▶ [Your task]:
Answer with nothing but the number of lines that include the word "text".

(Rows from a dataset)
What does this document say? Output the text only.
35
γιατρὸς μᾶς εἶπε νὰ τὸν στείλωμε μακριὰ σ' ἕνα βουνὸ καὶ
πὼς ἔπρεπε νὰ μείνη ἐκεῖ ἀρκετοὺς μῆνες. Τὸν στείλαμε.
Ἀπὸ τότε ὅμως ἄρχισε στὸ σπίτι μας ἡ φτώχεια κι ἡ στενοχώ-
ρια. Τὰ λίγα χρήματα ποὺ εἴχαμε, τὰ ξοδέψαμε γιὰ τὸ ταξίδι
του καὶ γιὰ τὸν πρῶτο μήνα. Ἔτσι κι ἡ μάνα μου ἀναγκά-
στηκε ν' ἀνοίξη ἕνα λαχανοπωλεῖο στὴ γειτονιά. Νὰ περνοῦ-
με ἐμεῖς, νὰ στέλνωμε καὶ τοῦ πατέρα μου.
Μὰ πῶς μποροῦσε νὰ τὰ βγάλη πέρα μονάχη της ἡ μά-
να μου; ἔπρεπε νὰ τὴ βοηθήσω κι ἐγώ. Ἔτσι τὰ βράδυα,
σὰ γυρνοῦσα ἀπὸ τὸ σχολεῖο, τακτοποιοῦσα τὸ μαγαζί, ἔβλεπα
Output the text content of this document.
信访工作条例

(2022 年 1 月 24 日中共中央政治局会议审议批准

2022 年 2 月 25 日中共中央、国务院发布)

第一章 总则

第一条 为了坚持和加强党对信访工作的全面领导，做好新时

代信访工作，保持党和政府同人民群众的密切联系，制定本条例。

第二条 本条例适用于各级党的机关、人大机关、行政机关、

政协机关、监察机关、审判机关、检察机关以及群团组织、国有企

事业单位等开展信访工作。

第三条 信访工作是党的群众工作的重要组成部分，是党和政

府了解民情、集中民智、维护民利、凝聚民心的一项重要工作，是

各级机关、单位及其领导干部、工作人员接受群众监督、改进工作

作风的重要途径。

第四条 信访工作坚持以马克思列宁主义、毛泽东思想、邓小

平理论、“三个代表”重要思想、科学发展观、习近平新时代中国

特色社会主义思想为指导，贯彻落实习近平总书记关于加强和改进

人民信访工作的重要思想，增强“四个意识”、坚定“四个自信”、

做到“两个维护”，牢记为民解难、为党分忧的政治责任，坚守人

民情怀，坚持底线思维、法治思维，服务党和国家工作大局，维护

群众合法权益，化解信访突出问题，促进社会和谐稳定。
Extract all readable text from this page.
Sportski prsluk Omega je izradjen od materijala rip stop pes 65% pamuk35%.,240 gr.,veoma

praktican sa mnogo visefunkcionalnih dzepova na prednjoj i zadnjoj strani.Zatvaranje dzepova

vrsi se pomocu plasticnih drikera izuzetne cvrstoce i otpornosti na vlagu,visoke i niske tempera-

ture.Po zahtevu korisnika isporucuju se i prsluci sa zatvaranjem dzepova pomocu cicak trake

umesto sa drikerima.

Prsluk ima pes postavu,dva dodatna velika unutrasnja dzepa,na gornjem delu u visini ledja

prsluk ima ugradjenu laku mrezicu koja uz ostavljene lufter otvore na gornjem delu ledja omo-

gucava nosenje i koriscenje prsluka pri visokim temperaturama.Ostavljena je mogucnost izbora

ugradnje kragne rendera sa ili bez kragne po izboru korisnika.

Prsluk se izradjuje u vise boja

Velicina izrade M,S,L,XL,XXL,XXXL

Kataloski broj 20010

▶ [Result of the exercise]:
3